DIRECTIONS
In the following material, identify every line holding the string "curso" and return it.

▬▬▬

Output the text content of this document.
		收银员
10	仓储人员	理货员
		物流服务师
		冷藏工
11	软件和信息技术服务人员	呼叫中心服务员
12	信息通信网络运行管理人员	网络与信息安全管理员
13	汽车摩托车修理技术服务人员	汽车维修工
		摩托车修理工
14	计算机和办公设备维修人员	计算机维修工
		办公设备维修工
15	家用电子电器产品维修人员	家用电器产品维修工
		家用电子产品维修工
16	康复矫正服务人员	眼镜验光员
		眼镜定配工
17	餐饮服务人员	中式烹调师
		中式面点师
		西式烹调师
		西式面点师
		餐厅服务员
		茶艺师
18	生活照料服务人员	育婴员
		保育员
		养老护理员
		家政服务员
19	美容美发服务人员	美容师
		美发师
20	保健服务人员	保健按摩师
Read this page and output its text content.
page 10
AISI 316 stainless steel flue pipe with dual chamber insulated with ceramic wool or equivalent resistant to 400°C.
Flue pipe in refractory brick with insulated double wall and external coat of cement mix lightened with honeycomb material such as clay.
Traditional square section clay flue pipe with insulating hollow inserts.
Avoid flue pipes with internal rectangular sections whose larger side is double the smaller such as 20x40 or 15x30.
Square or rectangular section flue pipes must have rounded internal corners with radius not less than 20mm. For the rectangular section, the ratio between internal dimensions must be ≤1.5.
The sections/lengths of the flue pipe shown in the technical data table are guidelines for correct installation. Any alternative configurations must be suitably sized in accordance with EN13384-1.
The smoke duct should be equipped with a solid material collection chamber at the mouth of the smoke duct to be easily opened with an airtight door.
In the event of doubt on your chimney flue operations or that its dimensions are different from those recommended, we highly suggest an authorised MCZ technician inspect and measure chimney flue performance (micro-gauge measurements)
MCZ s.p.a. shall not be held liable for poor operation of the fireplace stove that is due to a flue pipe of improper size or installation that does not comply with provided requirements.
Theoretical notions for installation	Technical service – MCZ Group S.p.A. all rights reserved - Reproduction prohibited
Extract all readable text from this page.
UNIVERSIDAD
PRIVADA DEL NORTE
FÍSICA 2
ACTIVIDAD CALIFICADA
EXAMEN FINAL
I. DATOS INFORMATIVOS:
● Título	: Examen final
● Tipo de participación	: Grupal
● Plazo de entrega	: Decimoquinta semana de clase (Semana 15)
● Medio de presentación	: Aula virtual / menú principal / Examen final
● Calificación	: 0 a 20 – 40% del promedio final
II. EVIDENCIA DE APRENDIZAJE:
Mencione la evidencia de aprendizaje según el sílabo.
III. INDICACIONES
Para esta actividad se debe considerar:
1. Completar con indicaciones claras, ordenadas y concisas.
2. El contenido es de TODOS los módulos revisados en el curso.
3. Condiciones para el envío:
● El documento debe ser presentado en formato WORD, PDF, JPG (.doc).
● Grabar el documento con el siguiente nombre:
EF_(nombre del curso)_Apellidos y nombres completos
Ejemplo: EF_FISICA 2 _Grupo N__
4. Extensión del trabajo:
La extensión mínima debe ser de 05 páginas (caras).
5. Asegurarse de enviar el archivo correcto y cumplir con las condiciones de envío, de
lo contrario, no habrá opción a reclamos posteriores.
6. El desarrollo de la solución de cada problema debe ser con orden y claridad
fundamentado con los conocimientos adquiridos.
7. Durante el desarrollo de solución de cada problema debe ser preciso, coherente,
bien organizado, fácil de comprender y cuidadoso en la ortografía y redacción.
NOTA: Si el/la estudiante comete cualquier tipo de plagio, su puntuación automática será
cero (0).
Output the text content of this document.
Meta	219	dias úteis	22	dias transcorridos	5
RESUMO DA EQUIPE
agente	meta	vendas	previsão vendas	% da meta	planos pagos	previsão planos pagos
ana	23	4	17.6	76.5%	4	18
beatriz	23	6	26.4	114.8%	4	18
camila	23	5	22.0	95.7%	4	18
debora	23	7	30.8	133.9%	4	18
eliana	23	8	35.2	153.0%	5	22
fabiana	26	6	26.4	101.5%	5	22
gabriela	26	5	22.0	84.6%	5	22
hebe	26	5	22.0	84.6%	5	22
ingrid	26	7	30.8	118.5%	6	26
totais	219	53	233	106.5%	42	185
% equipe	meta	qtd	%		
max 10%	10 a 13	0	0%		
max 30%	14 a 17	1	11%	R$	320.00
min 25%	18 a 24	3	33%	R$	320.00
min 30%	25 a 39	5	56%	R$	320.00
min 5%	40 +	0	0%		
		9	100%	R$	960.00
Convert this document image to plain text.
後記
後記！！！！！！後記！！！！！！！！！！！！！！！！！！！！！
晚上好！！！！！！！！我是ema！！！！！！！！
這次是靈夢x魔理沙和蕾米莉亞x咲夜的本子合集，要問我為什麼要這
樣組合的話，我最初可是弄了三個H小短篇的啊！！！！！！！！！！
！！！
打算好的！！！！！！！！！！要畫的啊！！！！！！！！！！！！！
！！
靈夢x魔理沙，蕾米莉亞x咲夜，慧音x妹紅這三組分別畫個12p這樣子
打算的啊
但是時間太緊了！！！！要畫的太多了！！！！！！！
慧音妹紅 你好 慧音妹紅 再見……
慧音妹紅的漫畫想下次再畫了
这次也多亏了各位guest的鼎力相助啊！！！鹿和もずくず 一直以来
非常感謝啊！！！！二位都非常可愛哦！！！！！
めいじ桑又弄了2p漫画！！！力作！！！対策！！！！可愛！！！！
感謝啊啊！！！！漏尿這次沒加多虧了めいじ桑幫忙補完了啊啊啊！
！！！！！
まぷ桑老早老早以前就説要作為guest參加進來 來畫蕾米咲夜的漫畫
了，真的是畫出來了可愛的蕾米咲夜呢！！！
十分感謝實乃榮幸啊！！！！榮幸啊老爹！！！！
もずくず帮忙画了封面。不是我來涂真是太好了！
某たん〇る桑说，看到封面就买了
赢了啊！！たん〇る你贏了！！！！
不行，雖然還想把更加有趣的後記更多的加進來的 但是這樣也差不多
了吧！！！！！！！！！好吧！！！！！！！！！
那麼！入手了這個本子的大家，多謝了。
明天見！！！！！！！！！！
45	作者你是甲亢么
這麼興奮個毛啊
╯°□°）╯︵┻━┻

▬▬▬

THE RESPONSE
2. El contenido es de TODOS los módulos revisados en el curso.
EF_(nombre del curso)_Apellidos y nombres completos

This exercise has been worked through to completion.